* TASK DIRECTIONS
Restate every entry word for word.
== == ==
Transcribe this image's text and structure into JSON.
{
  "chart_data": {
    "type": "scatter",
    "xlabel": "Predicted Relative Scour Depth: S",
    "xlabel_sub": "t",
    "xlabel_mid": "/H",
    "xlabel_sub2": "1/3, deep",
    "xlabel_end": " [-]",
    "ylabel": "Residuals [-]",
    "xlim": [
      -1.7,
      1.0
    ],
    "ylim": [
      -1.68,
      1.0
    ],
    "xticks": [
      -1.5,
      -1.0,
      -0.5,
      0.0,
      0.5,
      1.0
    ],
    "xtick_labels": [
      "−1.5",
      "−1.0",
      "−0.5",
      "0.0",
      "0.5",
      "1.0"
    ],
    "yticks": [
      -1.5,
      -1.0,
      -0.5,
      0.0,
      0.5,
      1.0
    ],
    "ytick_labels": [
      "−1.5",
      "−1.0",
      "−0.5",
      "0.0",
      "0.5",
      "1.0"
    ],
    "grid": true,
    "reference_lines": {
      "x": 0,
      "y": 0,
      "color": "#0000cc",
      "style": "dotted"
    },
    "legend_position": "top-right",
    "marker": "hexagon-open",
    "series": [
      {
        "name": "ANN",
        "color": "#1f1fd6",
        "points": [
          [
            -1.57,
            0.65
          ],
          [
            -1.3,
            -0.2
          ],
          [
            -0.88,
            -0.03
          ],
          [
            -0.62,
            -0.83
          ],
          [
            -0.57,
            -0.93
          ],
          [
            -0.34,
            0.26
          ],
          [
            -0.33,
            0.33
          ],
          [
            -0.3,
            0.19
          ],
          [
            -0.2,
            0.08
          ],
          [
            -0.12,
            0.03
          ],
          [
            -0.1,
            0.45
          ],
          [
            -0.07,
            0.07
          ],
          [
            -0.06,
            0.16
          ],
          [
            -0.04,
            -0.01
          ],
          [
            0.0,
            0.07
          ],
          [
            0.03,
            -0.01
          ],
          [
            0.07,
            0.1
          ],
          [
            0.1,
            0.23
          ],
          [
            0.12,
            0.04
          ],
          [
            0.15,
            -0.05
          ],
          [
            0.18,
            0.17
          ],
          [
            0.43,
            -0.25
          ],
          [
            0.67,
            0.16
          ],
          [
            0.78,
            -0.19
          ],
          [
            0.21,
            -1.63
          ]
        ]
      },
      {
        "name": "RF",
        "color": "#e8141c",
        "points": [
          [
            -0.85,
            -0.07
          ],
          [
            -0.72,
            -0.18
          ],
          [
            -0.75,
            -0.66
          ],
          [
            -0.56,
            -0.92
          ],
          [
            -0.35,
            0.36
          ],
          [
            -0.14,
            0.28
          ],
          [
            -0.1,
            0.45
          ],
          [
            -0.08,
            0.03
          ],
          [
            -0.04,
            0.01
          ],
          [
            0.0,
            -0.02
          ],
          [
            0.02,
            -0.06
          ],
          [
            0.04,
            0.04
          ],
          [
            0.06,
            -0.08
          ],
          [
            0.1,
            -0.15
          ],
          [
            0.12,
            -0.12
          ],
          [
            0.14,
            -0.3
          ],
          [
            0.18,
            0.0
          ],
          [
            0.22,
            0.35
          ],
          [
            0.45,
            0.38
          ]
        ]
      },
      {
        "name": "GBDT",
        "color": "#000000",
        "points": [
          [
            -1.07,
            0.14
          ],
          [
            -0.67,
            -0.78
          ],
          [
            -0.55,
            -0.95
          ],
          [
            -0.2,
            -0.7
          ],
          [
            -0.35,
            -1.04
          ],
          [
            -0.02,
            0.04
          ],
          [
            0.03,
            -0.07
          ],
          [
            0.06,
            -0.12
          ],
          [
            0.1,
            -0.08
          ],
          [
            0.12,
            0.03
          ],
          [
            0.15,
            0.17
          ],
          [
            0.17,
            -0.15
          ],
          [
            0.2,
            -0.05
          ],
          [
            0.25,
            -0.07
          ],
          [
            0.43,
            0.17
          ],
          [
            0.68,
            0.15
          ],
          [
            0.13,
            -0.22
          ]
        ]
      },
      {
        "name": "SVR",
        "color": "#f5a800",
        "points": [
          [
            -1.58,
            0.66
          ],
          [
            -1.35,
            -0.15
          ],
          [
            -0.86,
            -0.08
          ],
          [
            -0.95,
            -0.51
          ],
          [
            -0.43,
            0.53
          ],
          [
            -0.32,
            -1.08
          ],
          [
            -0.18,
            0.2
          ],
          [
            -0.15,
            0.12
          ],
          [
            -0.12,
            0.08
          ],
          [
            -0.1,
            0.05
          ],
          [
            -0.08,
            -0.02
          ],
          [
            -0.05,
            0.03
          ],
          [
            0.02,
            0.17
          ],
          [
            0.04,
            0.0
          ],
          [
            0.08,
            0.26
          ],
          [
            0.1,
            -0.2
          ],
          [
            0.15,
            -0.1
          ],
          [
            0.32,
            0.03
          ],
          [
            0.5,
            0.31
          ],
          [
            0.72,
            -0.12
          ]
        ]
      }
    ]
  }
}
== == ==
* ANSWER TO THE EXERCISE
Transcribe this image's text and structure into JSON.
{
  "chart_data": {
    "type": "scatter",
    "xlabel": "Predicted Relative Scour Depth: S",
    "xlabel_sub": "t",
    "xlabel_mid": "/H",
    "xlabel_sub2": "1/3, deep",
    "xlabel_end": " [-]",
    "ylabel": "Residuals [-]",
    "xlim": [
      -1.7,
      1.0
    ],
    "ylim": [
      -1.68,
      1.0
    ],
    "xticks": [
      -1.5,
      -1.0,
      -0.5,
      0.0,
      0.5,
      1.0
    ],
    "xtick_labels": [
      "−1.5",
      "−1.0",
      "−0.5",
      "0.0",
      "0.5",
      "1.0"
    ],
    "yticks": [
      -1.5,
      -1.0,
      -0.5,
      0.0,
      0.5,
      1.0
    ],
    "ytick_labels": [
      "−1.5",
      "−1.0",
      "−0.5",
      "0.0",
      "0.5",
      "1.0"
    ],
    "grid": true,
    "reference_lines": {
      "x": 0,
      "y": 0,
      "color": "#0000cc",
      "style": "dotted"
    },
    "legend_position": "top-right",
    "marker": "hexagon-open",
    "series": [
      {
        "name": "ANN",
        "color": "#1f1fd6",
        "points": [
          [
            -1.57,
            0.65
          ],
          [
            -1.3,
            -0.2
          ],
          [
            -0.88,
            -0.03
          ],
          [
            -0.62,
            -0.83
          ],
          [
            -0.57,
            -0.93
          ],
          [
            -0.34,
            0.26
          ],
          [
            -0.33,
            0.33
          ],
          [
            -0.3,
            0.19
          ],
          [
            -0.2,
            0.08
          ],
          [
            -0.12,
            0.03
          ],
          [
            -0.1,
            0.45
          ],
          [
            -0.07,
            0.07
          ],
          [
            -0.06,
            0.16
          ],
          [
            -0.04,
            -0.01
          ],
          [
            0.0,
            0.07
          ],
          [
            0.03,
            -0.01
          ],
          [
            0.07,
            0.1
          ],
          [
            0.1,
            0.23
          ],
          [
            0.12,
            0.04
          ],
          [
            0.15,
            -0.05
          ],
          [
            0.18,
            0.17
          ],
          [
            0.43,
            -0.25
          ],
          [
            0.67,
            0.16
          ],
          [
            0.78,
            -0.19
          ],
          [
            0.21,
            -1.63
          ]
        ]
      },
      {
        "name": "RF",
        "color": "#e8141c",
        "points": [
          [
            -0.85,
            -0.07
          ],
          [
            -0.72,
            -0.18
          ],
          [
            -0.75,
            -0.66
          ],
          [
            -0.56,
            -0.92
          ],
          [
            -0.35,
            0.36
          ],
          [
            -0.14,
            0.28
          ],
          [
            -0.1,
            0.45
          ],
          [
            -0.08,
            0.03
          ],
          [
            -0.04,
            0.01
          ],
          [
            0.0,
            -0.02
          ],
          [
            0.02,
            -0.06
          ],
          [
            0.04,
            0.04
          ],
          [
            0.06,
            -0.08
          ],
          [
            0.1,
            -0.15
          ],
          [
            0.12,
            -0.12
          ],
          [
            0.14,
            -0.3
          ],
          [
            0.18,
            0.0
          ],
          [
            0.22,
            0.35
          ],
          [
            0.45,
            0.38
          ]
        ]
      },
      {
        "name": "GBDT",
        "color": "#000000",
        "points": [
          [
            -1.07,
            0.14
          ],
          [
            -0.67,
            -0.78
          ],
          [
            -0.55,
            -0.95
          ],
          [
            -0.2,
            -0.7
          ],
          [
            -0.35,
            -1.04
          ],
          [
            -0.02,
            0.04
          ],
          [
            0.03,
            -0.07
          ],
          [
            0.06,
            -0.12
          ],
          [
            0.1,
            -0.08
          ],
          [
            0.12,
            0.03
          ],
          [
            0.15,
            0.17
          ],
          [
            0.17,
            -0.15
          ],
          [
            0.2,
            -0.05
          ],
          [
            0.25,
            -0.07
          ],
          [
            0.43,
            0.17
          ],
          [
            0.68,
            0.15
          ],
          [
            0.13,
            -0.22
          ]
        ]
      },
      {
        "name": "SVR",
        "color": "#f5a800",
        "points": [
          [
            -1.58,
            0.66
          ],
          [
            -1.35,
            -0.15
          ],
          [
            -0.86,
            -0.08
          ],
          [
            -0.95,
            -0.51
          ],
          [
            -0.43,
            0.53
          ],
          [
            -0.32,
            -1.08
          ],
          [
            -0.18,
            0.2
          ],
          [
            -0.15,
            0.12
          ],
          [
            -0.12,
            0.08
          ],
          [
            -0.1,
            0.05
          ],
          [
            -0.08,
            -0.02
          ],
          [
            -0.05,
            0.03
          ],
          [
            0.02,
            0.17
          ],
          [
            0.04,
            0.0
          ],
          [
            0.08,
            0.26
          ],
          [
            0.1,
            -0.2
          ],
          [
            0.15,
            -0.1
          ],
          [
            0.32,
            0.03
          ],
          [
            0.5,
            0.31
          ],
          [
            0.72,
            -0.12
          ]
        ]
      }
    ]
  }
}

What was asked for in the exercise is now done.